Copy all of the material below exactly.

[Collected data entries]
◇ ◇ ◇ ◇ ◇
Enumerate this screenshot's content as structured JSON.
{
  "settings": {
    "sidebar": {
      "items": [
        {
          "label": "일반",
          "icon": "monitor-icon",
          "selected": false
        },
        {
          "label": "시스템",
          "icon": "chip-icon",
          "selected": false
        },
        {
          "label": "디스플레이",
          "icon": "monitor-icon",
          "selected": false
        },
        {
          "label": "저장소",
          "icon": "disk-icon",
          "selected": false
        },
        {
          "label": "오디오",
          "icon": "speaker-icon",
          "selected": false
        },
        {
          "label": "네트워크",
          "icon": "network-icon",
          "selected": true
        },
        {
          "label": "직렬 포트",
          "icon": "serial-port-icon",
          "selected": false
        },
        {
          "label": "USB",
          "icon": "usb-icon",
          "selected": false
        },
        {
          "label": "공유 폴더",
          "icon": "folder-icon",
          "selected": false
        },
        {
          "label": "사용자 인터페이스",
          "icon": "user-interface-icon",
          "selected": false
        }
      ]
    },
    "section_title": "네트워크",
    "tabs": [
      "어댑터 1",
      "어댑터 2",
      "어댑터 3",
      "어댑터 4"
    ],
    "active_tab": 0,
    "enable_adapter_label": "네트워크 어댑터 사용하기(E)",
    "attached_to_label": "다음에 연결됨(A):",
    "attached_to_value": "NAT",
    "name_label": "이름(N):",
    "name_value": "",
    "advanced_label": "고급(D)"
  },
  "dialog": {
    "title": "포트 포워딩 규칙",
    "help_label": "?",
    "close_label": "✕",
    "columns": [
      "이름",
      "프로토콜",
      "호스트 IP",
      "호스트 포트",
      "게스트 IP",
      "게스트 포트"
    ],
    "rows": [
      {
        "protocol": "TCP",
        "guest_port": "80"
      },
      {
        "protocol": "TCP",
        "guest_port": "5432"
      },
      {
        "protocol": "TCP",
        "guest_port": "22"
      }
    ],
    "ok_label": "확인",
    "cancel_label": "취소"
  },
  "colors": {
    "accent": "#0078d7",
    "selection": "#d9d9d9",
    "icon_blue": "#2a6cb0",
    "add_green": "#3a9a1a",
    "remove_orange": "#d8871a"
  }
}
◇ ◇ ◇ ◇ ◇
**The completed task**
Enumerate this screenshot's content as structured JSON.
{
  "settings": {
    "sidebar": {
      "items": [
        {
          "label": "일반",
          "icon": "monitor-icon",
          "selected": false
        },
        {
          "label": "시스템",
          "icon": "chip-icon",
          "selected": false
        },
        {
          "label": "디스플레이",
          "icon": "monitor-icon",
          "selected": false
        },
        {
          "label": "저장소",
          "icon": "disk-icon",
          "selected": false
        },
        {
          "label": "오디오",
          "icon": "speaker-icon",
          "selected": false
        },
        {
          "label": "네트워크",
          "icon": "network-icon",
          "selected": true
        },
        {
          "label": "직렬 포트",
          "icon": "serial-port-icon",
          "selected": false
        },
        {
          "label": "USB",
          "icon": "usb-icon",
          "selected": false
        },
        {
          "label": "공유 폴더",
          "icon": "folder-icon",
          "selected": false
        },
        {
          "label": "사용자 인터페이스",
          "icon": "user-interface-icon",
          "selected": false
        }
      ]
    },
    "section_title": "네트워크",
    "tabs": [
      "어댑터 1",
      "어댑터 2",
      "어댑터 3",
      "어댑터 4"
    ],
    "active_tab": 0,
    "enable_adapter_label": "네트워크 어댑터 사용하기(E)",
    "attached_to_label": "다음에 연결됨(A):",
    "attached_to_value": "NAT",
    "name_label": "이름(N):",
    "name_value": "",
    "advanced_label": "고급(D)"
  },
  "dialog": {
    "title": "포트 포워딩 규칙",
    "help_label": "?",
    "close_label": "✕",
    "columns": [
      "이름",
      "프로토콜",
      "호스트 IP",
      "호스트 포트",
      "게스트 IP",
      "게스트 포트"
    ],
    "rows": [
      {
        "protocol": "TCP",
        "guest_port": "80"
      },
      {
        "protocol": "TCP",
        "guest_port": "5432"
      },
      {
        "protocol": "TCP",
        "guest_port": "22"
      }
    ],
    "ok_label": "확인",
    "cancel_label": "취소"
  },
  "colors": {
    "accent": "#0078d7",
    "selection": "#d9d9d9",
    "icon_blue": "#2a6cb0",
    "add_green": "#3a9a1a",
    "remove_orange": "#d8871a"
  }
}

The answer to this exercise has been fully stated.